Recorded information:
=-=-=-=-=
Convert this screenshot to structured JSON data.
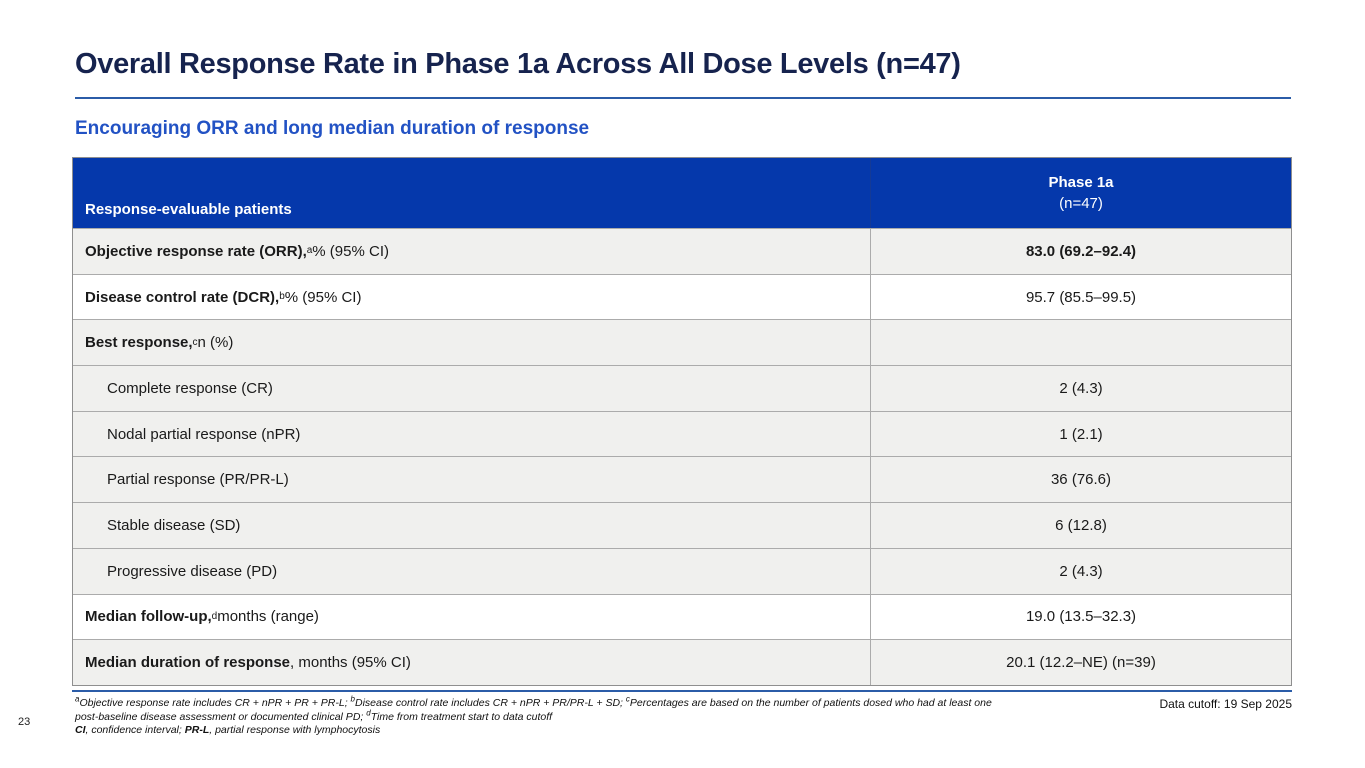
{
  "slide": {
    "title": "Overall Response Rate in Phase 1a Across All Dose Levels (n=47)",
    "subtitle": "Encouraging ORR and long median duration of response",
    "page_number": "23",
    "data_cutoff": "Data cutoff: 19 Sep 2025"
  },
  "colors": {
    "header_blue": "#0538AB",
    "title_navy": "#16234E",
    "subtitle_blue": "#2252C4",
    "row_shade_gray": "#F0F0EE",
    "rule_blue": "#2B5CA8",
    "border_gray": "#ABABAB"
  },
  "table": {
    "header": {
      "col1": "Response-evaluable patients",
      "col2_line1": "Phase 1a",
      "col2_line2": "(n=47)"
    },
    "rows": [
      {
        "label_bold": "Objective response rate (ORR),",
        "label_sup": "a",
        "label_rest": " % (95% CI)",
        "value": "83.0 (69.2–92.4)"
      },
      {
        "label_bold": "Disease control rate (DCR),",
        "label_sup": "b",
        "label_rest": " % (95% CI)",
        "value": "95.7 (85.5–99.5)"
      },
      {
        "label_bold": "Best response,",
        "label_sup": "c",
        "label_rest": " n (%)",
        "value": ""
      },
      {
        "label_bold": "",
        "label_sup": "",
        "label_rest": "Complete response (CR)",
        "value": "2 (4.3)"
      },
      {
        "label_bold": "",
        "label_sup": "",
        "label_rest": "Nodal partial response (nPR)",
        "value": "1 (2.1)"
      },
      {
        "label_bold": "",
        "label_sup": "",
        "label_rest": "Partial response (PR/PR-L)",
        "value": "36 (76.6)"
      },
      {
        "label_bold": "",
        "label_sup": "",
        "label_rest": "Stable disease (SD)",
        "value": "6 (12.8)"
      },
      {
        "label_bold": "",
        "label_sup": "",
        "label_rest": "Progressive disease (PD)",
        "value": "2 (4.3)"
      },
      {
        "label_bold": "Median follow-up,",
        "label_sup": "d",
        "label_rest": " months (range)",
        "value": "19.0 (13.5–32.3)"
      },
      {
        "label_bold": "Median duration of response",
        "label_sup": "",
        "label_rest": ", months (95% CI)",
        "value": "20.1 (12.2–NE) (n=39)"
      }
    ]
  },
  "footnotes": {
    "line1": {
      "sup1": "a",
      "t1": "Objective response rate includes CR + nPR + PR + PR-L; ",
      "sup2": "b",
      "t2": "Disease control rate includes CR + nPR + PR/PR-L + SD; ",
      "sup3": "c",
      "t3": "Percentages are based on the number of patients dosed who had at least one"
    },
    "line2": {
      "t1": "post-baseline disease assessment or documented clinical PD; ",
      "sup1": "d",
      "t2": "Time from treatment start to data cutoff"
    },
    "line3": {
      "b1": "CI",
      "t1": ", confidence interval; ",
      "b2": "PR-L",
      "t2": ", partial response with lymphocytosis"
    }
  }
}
=-=-=-=-=
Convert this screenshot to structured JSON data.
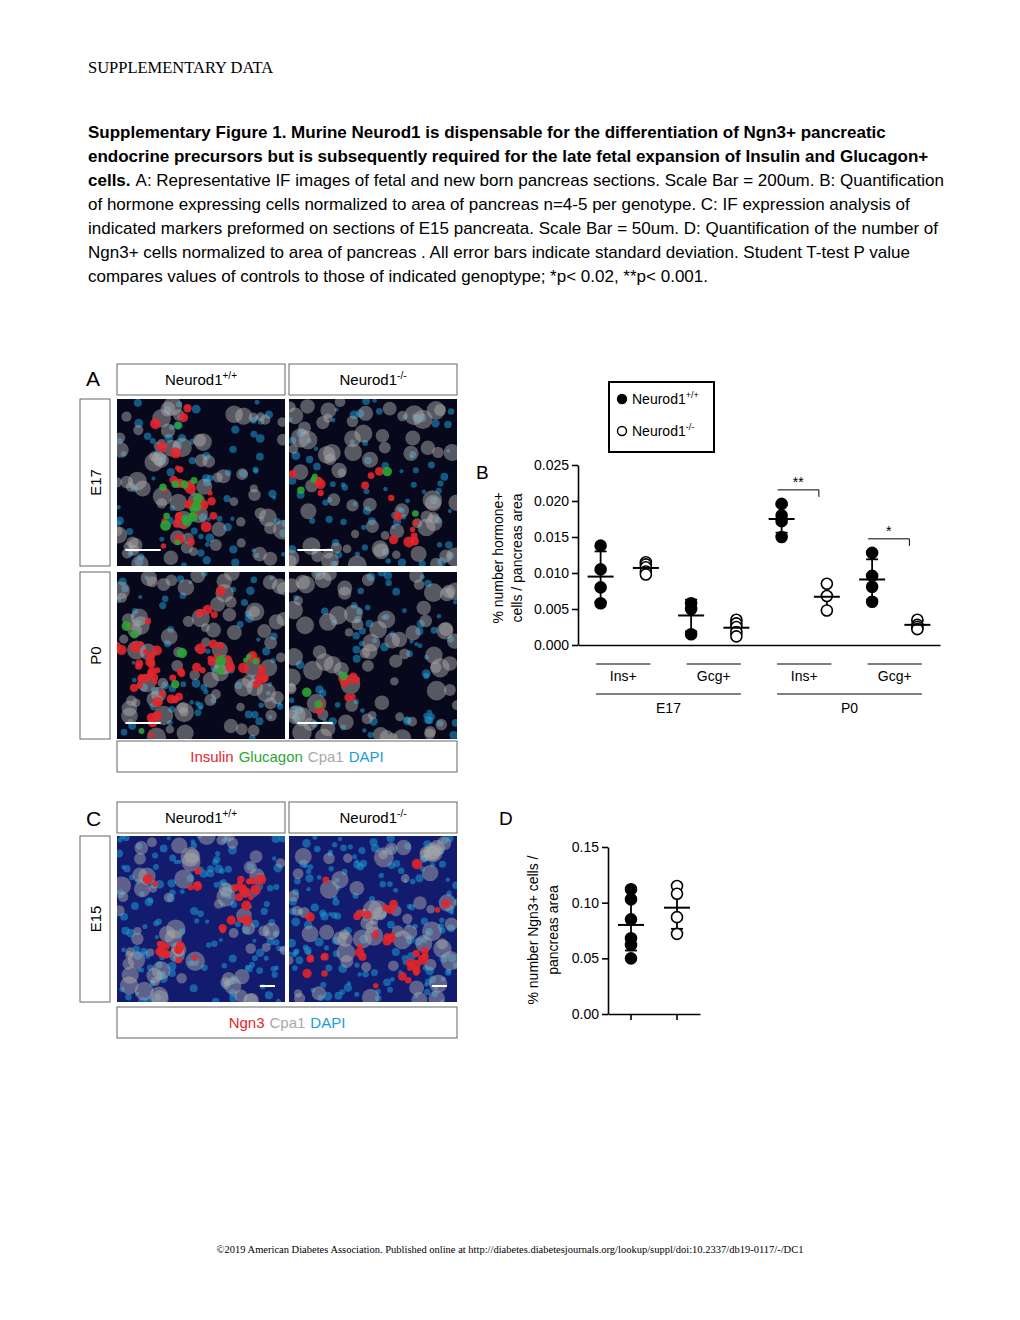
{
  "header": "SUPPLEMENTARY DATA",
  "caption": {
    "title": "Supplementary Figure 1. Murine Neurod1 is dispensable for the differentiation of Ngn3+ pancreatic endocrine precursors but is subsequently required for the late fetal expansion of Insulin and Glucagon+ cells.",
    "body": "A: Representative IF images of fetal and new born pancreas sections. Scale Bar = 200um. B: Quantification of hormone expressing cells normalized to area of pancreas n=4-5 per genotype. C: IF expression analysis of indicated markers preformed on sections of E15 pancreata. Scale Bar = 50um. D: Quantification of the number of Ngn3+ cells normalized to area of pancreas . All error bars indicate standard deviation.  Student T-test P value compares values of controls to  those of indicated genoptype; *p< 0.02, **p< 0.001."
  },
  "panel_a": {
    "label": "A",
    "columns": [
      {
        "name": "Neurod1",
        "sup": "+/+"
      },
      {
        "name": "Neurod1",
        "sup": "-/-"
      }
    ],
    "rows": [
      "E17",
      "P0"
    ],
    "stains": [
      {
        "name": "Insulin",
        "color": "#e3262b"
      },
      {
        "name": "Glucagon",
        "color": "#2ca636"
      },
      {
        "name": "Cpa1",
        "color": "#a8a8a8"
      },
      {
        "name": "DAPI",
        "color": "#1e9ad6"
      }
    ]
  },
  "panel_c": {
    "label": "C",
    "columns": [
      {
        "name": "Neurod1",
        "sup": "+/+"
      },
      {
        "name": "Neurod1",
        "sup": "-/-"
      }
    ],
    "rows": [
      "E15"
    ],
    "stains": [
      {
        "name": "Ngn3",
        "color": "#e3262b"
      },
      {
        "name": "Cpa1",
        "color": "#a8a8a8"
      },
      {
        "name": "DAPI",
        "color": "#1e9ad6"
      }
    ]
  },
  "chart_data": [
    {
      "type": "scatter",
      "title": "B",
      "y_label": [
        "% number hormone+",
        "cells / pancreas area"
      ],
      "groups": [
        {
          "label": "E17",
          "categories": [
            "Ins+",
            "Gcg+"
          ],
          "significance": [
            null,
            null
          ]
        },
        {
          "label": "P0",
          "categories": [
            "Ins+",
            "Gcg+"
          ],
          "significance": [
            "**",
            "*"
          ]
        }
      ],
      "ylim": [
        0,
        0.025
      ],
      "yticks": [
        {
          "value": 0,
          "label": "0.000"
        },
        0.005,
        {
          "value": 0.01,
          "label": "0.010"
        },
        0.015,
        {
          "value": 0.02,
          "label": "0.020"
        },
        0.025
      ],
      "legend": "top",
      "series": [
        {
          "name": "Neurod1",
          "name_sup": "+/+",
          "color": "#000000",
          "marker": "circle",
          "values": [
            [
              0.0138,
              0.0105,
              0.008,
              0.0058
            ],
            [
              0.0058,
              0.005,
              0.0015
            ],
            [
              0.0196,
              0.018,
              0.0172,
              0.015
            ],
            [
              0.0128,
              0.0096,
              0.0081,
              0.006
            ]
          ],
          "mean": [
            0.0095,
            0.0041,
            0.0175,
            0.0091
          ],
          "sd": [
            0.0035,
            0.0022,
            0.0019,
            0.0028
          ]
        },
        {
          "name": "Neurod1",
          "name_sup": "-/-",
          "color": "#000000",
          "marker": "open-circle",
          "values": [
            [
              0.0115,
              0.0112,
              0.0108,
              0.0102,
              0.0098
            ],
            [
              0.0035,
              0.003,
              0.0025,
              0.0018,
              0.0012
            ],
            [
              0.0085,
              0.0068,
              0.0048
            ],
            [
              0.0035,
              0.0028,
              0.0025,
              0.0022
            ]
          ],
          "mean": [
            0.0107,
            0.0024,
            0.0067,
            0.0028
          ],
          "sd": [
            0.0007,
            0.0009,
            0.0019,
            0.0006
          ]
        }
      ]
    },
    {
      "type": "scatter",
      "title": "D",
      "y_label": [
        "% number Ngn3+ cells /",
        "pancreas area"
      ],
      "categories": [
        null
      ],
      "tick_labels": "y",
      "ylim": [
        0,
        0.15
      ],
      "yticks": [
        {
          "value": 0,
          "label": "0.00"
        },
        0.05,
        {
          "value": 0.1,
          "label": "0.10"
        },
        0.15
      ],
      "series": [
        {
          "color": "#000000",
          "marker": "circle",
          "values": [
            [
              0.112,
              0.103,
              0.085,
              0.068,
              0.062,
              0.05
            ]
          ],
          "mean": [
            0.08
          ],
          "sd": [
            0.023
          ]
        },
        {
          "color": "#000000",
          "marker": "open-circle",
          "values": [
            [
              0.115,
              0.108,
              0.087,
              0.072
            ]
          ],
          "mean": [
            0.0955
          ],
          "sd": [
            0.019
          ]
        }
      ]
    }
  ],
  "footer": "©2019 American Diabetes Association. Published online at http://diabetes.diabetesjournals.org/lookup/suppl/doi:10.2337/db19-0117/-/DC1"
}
=-=-=-=-=
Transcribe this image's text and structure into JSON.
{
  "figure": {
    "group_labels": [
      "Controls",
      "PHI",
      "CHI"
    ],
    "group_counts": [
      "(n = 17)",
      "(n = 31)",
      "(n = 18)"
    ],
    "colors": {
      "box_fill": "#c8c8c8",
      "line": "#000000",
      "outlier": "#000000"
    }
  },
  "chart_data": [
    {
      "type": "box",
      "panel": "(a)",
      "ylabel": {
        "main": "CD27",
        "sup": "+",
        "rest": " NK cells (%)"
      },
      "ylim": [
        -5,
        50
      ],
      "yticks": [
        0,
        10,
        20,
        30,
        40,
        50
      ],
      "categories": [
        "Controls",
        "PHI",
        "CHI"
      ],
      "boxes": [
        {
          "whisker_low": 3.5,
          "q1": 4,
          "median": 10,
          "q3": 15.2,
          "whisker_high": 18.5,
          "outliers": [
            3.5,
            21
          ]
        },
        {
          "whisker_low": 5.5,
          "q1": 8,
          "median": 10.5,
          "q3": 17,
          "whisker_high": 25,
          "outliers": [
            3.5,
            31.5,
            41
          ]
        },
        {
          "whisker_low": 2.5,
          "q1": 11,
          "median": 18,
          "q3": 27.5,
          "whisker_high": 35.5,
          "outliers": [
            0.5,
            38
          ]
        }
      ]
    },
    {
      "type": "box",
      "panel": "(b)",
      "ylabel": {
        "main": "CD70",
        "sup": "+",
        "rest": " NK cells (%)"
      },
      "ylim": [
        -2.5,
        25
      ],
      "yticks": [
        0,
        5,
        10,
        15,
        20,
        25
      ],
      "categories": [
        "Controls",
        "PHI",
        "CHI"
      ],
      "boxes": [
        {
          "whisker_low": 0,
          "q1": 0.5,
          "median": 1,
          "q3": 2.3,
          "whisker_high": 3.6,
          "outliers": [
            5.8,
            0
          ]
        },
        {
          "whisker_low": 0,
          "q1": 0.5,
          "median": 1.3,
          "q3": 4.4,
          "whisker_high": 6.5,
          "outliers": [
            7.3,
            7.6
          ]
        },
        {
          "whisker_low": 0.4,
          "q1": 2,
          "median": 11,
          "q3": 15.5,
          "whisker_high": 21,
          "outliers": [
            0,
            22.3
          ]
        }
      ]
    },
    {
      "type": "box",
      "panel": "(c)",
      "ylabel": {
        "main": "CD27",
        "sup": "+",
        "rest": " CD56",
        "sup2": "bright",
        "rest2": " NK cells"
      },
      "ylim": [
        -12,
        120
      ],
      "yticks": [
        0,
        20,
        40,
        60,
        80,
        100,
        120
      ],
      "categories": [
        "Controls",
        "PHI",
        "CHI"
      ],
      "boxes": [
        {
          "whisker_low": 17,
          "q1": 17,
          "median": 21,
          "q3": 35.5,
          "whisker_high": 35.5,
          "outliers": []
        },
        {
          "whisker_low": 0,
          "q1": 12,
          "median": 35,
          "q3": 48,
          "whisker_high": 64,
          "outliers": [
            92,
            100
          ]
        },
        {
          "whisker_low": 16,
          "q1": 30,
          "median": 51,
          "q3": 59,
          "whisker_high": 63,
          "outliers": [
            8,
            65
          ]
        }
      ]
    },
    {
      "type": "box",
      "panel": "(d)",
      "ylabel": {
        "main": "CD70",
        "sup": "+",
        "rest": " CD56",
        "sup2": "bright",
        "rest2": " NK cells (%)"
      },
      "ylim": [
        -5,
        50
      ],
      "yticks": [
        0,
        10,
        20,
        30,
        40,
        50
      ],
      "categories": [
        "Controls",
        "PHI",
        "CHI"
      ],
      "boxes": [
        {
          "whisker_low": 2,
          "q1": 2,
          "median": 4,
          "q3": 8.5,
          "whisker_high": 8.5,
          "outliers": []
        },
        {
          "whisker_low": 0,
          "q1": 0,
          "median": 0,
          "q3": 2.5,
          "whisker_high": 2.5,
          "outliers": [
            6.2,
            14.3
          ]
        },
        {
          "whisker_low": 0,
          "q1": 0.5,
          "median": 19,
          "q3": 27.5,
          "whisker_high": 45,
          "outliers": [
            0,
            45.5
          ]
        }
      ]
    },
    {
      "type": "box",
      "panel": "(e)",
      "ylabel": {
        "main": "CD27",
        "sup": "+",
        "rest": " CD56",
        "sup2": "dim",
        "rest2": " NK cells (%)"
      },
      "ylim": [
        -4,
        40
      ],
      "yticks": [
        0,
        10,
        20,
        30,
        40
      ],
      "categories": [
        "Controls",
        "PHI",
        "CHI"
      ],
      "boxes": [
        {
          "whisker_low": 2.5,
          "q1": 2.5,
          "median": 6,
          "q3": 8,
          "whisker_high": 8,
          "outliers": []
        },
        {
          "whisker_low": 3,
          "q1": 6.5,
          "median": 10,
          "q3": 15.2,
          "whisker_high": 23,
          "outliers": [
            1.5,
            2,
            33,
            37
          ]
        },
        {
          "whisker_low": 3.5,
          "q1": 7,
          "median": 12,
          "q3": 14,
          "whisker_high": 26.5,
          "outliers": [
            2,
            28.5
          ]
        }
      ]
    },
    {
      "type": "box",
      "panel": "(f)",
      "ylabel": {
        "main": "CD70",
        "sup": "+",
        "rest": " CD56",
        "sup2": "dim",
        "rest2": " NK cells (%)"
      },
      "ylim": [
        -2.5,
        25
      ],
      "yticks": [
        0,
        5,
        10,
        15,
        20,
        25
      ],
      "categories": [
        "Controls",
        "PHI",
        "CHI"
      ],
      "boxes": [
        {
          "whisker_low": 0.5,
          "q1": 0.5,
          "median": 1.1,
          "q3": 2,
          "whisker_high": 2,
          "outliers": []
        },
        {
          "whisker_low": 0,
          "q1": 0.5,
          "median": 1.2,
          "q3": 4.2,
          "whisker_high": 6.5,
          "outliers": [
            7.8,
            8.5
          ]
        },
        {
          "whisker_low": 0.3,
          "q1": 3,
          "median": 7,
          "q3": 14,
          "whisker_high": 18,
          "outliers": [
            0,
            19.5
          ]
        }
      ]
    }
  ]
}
=-=-=-=-=
Exercise goal:
Working through the records, copy each line in which the word "Insulin" appears.

Exercise response:
    "title": "Supplementary Figure 1. Murine Neurod1 is dispensable for the differentiation of Ngn3+ pancreatic endocrine precursors but is subsequently required for the late fetal expansion of Insulin and Glucagon+ cells.",
        "name": "Insulin",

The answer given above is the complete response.